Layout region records

<<<<

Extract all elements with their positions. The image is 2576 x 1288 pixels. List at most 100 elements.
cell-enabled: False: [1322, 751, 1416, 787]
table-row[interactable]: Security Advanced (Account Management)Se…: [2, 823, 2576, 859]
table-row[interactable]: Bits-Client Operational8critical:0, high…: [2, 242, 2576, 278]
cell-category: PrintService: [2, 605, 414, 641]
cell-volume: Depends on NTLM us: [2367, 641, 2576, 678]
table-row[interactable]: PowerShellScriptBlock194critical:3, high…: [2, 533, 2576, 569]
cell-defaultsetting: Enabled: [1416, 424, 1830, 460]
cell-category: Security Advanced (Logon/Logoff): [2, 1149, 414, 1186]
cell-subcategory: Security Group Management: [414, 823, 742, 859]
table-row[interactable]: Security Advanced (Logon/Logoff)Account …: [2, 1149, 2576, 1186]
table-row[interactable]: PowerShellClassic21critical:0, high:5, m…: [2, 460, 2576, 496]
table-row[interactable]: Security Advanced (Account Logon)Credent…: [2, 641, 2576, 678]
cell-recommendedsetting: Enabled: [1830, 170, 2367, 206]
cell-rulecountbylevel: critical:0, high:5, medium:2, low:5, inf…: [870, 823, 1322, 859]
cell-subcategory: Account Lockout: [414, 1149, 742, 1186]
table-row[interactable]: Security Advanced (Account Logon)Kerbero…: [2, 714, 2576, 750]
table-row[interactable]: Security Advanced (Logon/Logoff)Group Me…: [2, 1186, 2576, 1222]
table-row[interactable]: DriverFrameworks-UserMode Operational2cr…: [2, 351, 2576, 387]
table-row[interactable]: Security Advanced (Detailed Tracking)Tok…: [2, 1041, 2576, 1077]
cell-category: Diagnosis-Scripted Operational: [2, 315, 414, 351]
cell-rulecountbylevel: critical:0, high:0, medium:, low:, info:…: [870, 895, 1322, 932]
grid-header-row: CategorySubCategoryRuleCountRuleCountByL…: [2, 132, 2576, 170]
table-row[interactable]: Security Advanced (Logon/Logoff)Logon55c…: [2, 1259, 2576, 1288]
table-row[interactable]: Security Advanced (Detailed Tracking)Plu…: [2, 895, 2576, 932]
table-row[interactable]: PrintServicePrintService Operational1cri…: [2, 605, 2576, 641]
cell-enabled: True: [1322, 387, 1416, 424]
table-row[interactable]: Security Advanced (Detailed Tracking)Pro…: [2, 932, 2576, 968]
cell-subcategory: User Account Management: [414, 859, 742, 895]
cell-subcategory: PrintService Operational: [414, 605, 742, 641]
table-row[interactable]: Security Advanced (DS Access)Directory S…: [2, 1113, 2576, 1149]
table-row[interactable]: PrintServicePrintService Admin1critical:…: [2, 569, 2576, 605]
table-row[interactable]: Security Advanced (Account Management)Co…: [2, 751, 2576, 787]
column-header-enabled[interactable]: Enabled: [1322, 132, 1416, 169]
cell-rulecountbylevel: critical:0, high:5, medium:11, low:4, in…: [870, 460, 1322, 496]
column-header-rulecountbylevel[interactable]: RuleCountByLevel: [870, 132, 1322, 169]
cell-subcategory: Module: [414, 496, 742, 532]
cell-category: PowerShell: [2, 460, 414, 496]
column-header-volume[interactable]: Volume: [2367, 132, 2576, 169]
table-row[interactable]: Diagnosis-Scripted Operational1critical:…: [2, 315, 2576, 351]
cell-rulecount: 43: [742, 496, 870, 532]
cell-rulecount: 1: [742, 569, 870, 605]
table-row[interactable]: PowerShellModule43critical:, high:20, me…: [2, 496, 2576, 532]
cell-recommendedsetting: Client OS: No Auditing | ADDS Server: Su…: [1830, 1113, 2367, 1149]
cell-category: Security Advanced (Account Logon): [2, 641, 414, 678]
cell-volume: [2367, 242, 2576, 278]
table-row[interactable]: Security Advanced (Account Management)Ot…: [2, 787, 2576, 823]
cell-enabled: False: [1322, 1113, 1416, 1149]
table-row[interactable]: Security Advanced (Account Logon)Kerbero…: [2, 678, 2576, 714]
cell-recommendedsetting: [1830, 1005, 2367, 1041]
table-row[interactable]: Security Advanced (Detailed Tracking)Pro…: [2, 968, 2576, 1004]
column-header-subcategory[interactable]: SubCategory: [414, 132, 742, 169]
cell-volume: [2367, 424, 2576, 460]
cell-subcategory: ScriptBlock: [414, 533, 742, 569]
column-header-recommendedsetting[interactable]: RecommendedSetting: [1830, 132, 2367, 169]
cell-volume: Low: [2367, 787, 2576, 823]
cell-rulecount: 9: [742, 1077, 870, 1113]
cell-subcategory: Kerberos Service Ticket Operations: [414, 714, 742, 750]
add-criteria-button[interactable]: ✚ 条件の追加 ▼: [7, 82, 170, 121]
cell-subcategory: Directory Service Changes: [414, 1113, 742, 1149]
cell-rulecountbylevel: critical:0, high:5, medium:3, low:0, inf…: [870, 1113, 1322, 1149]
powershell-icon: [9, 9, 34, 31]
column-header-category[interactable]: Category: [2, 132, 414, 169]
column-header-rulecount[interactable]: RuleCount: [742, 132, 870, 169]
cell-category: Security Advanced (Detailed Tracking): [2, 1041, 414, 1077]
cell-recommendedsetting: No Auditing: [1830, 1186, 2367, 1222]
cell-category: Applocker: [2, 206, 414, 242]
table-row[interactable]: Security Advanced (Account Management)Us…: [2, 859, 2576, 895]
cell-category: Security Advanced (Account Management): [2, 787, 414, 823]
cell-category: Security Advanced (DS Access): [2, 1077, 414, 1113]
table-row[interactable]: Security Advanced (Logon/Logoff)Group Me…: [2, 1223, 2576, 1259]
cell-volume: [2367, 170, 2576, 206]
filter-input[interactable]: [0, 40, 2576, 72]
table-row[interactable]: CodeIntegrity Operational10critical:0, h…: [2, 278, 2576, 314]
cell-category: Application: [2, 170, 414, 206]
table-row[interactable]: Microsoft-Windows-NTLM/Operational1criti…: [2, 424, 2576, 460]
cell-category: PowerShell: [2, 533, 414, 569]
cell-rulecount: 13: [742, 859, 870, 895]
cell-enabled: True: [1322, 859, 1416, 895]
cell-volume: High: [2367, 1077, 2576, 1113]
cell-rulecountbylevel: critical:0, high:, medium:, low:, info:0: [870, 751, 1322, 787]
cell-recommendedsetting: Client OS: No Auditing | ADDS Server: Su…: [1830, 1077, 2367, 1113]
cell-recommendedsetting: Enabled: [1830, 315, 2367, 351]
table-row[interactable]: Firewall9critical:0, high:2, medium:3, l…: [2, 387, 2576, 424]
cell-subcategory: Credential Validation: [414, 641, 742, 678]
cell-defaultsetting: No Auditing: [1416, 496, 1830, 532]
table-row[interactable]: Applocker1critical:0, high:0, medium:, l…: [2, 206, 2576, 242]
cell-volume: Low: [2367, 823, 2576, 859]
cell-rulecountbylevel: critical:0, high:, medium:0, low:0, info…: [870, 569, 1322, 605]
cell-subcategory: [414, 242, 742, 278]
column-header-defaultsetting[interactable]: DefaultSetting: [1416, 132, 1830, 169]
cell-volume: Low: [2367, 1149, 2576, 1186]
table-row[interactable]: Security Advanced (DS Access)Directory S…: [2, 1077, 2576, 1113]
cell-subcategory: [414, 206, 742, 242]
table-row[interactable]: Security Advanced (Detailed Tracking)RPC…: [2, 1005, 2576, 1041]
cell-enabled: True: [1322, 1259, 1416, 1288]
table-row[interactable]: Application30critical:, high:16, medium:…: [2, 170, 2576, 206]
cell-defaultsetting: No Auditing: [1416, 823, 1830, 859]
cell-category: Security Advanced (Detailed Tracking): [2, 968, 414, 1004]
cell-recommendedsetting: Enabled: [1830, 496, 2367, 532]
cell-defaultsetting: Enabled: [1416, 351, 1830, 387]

>>>>

■ **What is expected**
Repeat everything from the start of the records down to the line containing "823, 1322, 859]", with that line included.

■ **Written answer**
Extract all elements with their positions. The image is 2576 x 1288 pixels. List at most 100 elements.
cell-enabled: False: [1322, 751, 1416, 787]
table-row[interactable]: Security Advanced (Account Management)Se…: [2, 823, 2576, 859]
table-row[interactable]: Bits-Client Operational8critical:0, high…: [2, 242, 2576, 278]
cell-category: PrintService: [2, 605, 414, 641]
cell-volume: Depends on NTLM us: [2367, 641, 2576, 678]
table-row[interactable]: PowerShellScriptBlock194critical:3, high…: [2, 533, 2576, 569]
cell-defaultsetting: Enabled: [1416, 424, 1830, 460]
cell-category: Security Advanced (Logon/Logoff): [2, 1149, 414, 1186]
cell-subcategory: Security Group Management: [414, 823, 742, 859]
table-row[interactable]: Security Advanced (Logon/Logoff)Account …: [2, 1149, 2576, 1186]
table-row[interactable]: PowerShellClassic21critical:0, high:5, m…: [2, 460, 2576, 496]
table-row[interactable]: Security Advanced (Account Logon)Credent…: [2, 641, 2576, 678]
cell-recommendedsetting: Enabled: [1830, 170, 2367, 206]
cell-rulecountbylevel: critical:0, high:5, medium:2, low:5, inf…: [870, 823, 1322, 859]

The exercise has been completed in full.